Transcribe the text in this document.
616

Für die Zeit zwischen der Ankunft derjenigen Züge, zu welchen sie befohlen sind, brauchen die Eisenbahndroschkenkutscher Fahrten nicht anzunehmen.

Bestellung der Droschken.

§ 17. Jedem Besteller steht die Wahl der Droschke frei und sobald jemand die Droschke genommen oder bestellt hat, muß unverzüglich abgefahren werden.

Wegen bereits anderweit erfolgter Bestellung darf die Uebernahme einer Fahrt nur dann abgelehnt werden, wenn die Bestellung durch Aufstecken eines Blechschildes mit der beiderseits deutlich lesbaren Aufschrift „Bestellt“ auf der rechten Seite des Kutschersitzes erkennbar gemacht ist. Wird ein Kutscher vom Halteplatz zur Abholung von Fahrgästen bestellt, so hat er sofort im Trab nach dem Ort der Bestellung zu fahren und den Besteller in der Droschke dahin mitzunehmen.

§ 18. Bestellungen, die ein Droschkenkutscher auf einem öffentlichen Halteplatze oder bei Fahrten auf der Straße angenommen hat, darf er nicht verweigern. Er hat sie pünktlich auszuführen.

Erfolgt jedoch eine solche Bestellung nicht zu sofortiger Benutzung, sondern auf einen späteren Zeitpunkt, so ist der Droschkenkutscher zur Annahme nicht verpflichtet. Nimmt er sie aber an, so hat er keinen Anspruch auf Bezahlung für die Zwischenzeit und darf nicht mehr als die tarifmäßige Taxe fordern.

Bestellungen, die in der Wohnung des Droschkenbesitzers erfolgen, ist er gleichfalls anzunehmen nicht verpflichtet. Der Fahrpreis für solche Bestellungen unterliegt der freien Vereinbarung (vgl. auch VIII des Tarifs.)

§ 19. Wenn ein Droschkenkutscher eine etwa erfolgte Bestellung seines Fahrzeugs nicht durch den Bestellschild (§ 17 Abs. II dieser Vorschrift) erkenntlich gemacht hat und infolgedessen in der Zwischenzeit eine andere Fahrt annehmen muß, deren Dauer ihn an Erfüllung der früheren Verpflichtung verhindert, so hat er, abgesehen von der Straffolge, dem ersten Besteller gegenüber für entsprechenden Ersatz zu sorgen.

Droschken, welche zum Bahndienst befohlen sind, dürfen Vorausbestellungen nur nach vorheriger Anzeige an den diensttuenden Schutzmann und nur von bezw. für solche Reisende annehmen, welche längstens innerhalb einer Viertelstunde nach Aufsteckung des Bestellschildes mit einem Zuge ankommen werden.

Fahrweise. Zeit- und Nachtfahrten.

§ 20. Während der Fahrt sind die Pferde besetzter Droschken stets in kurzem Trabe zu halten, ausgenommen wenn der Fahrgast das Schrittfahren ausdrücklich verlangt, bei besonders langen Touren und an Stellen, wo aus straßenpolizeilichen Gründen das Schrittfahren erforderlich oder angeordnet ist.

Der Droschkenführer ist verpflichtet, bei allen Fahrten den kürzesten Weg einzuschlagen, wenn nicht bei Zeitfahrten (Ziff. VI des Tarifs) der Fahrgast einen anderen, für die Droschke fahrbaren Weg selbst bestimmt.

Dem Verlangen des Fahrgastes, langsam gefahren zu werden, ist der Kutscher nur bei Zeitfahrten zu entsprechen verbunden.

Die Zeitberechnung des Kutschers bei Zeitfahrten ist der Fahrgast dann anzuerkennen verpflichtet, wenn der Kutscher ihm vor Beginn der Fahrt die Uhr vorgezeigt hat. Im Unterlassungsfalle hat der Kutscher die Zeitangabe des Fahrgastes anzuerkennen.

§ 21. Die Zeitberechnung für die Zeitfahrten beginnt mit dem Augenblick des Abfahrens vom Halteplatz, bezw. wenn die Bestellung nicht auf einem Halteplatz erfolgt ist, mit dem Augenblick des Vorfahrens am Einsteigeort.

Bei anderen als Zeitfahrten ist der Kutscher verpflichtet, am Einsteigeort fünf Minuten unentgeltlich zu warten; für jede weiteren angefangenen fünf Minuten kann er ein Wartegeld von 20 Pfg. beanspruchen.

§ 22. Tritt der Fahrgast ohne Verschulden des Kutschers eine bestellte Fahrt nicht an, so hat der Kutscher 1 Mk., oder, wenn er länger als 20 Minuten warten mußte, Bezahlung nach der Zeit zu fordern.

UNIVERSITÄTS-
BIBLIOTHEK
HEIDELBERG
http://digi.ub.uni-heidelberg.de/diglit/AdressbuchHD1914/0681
· · · · ·
* Requirement
Scan the material and collect every line that contains "bezw".

* Written reply
Droschken, welche zum Bahndienst befohlen sind, dürfen Vorausbestellungen nur nach vorheriger Anzeige an den diensttuenden Schutzmann und nur von bezw. für solche Reisende annehmen, welche längstens innerhalb einer Viertelstunde nach Aufsteckung des Bestellschildes mit einem Zuge ankommen werden.
§ 21. Die Zeitberechnung für die Zeitfahrten beginnt mit dem Augenblick des Abfahrens vom Halteplatz, bezw. wenn die Bestellung nicht auf einem Halteplatz erfolgt ist, mit dem Augenblick des Vorfahrens am Einsteigeort.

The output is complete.